** 本文 **
□ □ □ □

日本生協連は、生協の経営実態を調査した「2007年度生協経営統計」をまとめ発行した。
これによると、全国の生協の総事業高(商品などの供給高に共済や福祉事業収入を加えた金額)は、前年度より1.8%増の3兆4293億円、組合員数は同2%増の2469万人となっている。そのうち地域生協の総事業高は同2.1%増の2兆7247億円、地域生協の世帯加入率は33.6%と前年度より0.5ポイント増となった。
共済や福祉を除いた商品の供給高は、全体で3兆53億円、地域生協では2兆6058億円となっている。供給高が小売業に占めるシェアは2.84%と前年度より0.04ポイント上昇した。
地域生協の組合員1人当たり1か月利用高は、1万3158円と前年度より77円減少している。
生協の経営実態を個別に精査すればいろいろと興味深いデータもあるが、今回ここで注目したいのは、事業連合が生協全体の総事業高の大半を占めるまでになったということだ。

□ □ □ □

** 提供データ **
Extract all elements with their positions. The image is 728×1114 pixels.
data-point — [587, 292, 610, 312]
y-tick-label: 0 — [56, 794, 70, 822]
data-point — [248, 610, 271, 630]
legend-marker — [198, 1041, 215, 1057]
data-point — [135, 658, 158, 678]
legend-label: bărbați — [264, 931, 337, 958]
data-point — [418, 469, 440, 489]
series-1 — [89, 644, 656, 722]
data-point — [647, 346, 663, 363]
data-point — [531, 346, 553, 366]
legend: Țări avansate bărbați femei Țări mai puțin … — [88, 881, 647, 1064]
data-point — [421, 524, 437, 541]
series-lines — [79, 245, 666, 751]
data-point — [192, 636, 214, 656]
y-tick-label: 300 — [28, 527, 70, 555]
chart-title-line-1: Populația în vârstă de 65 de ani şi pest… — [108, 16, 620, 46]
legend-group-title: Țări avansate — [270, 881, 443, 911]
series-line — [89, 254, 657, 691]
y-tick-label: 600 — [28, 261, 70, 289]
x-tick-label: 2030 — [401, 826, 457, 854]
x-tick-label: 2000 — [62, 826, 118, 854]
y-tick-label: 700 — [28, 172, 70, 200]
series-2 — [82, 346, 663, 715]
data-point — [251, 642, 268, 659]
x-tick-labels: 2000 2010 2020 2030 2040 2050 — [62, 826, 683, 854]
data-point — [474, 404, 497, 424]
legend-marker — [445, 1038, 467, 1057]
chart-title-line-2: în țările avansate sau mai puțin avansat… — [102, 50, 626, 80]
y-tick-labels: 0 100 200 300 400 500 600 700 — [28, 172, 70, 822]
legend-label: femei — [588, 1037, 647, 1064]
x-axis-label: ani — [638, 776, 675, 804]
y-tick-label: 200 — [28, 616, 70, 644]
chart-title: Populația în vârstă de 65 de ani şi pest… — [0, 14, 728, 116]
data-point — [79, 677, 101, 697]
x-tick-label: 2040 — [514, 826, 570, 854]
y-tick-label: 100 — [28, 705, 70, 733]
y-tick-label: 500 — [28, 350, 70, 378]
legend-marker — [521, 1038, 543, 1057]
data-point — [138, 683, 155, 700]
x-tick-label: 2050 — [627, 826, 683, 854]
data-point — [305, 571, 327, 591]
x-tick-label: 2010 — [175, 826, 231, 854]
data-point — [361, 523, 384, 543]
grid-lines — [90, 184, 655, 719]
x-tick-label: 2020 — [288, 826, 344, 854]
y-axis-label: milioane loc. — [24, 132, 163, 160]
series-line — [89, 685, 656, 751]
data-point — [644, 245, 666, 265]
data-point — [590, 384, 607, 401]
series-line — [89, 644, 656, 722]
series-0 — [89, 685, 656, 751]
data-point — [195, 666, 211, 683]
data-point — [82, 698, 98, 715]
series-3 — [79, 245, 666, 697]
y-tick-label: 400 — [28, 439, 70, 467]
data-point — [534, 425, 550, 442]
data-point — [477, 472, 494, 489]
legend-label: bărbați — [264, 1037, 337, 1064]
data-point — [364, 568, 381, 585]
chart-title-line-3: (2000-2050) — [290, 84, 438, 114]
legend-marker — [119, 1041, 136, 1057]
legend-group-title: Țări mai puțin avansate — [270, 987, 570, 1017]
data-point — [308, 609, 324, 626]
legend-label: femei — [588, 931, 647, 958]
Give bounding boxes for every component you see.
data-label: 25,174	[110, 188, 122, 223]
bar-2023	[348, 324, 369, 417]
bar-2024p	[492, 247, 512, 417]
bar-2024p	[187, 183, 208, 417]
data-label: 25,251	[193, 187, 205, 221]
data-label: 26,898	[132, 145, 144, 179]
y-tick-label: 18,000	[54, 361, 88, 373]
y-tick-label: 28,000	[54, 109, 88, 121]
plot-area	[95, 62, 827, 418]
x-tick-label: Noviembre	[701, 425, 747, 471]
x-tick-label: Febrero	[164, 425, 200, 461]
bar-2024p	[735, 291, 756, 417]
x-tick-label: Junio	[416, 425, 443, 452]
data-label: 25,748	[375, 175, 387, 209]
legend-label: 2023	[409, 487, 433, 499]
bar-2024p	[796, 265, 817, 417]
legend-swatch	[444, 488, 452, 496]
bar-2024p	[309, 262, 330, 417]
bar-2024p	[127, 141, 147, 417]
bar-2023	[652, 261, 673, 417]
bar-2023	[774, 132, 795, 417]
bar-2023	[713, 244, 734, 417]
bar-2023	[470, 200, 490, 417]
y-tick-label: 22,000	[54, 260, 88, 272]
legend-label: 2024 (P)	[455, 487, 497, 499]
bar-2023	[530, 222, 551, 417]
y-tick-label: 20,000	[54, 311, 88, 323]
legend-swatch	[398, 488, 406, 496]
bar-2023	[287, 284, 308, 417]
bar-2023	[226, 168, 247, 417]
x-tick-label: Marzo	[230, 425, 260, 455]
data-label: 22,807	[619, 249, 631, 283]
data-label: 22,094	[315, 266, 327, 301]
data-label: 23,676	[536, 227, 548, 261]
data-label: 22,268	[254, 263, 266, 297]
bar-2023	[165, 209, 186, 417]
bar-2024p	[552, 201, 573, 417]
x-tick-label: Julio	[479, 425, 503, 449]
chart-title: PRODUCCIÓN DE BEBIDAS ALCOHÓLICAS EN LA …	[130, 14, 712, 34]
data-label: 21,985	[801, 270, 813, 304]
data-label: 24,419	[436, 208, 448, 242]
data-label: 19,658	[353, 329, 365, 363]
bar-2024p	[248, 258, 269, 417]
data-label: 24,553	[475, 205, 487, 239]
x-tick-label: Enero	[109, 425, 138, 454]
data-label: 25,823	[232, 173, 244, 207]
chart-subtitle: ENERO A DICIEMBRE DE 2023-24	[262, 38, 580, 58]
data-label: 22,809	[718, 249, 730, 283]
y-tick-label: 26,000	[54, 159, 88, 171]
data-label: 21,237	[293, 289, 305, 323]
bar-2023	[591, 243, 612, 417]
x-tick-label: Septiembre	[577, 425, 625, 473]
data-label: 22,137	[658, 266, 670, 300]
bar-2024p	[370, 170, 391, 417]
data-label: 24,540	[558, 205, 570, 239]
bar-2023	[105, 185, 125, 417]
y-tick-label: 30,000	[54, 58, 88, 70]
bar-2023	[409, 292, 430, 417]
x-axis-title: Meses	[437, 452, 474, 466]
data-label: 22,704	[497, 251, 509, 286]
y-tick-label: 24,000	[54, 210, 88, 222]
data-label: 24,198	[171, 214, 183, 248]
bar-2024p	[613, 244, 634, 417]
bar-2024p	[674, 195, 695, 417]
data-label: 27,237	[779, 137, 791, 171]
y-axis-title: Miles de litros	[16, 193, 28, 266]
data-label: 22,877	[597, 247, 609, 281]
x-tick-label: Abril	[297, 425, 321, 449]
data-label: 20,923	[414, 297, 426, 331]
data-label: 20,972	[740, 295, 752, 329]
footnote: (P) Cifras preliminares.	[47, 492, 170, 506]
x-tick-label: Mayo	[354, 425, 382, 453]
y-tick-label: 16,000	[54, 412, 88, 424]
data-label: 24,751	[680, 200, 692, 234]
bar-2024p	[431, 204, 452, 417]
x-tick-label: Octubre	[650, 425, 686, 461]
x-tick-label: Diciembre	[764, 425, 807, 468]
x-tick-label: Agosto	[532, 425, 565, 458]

□ □ □ □

** 課題の条件 **
a) 本文について、次の問いに答えてください。
(i) 全国の生協の組合員数は何人か。
(ii) 地域生協の世帯加入率は何%か。
(iii) 地域生協の組合員1人当たり1か月利用高はいくらか。
b) 生協経営統計についての本文を、最後の文のあとから引き継いで書き進めること。
データは使わなくても解ける。

** 課題別の解答 **
a)
(i) 2469万人
(ii) 33.6%
(iii) 1万3158円

b)
上図は事業連合という組織形態ではないが、事実上同じような性格をもっていると考えて、コープさっぽろとコープこうべ(大阪北生協を含む)を加えてまとめたものだが、この15の事業連合での総事業高は2兆6040億円になり、地域生協総事業高の96%、生協全体の総事業高の76%を占めるまでになっている。
組合員数も1695万人と生協全体の組合員数2469万人のほぼ70%を占めている。
この「経営統計」では、コープさっぽろ、コープこうべを除いて事業連合のデータを掲載しているが、10年前の1998年には事業連合に加盟している生協が少ないこともあって、事業連合の総事業高は1兆2220億円で全体に占める割合は44%だった。それから10年で総事業高はほぼ倍になったといえる。
また、事業連合加盟生協の資産も98年の4970億円から07年は1兆196億円へとなり全体の資産に占める割合も39%から71%へと伸張している。
事業連合は、地域生協のゆるやかな集まりではなく、商品の開発から供給まですべてを司る本部的機能をもった存在へと変わってきていること。さらに生協法改正で、実質的に県境を意識せずに組織することが可能になったこともあり、さらに事業連合の機能が強まっていくと推測される。
また、今後注目されることは、共済事業の元受業務が別組織に移行することで個別生協の利益率が低下することが予測されている。それを補うために、供給事業でどれだけ利益が確保できるのか、そのためにどのような施策を打ち出してくるのかということだ。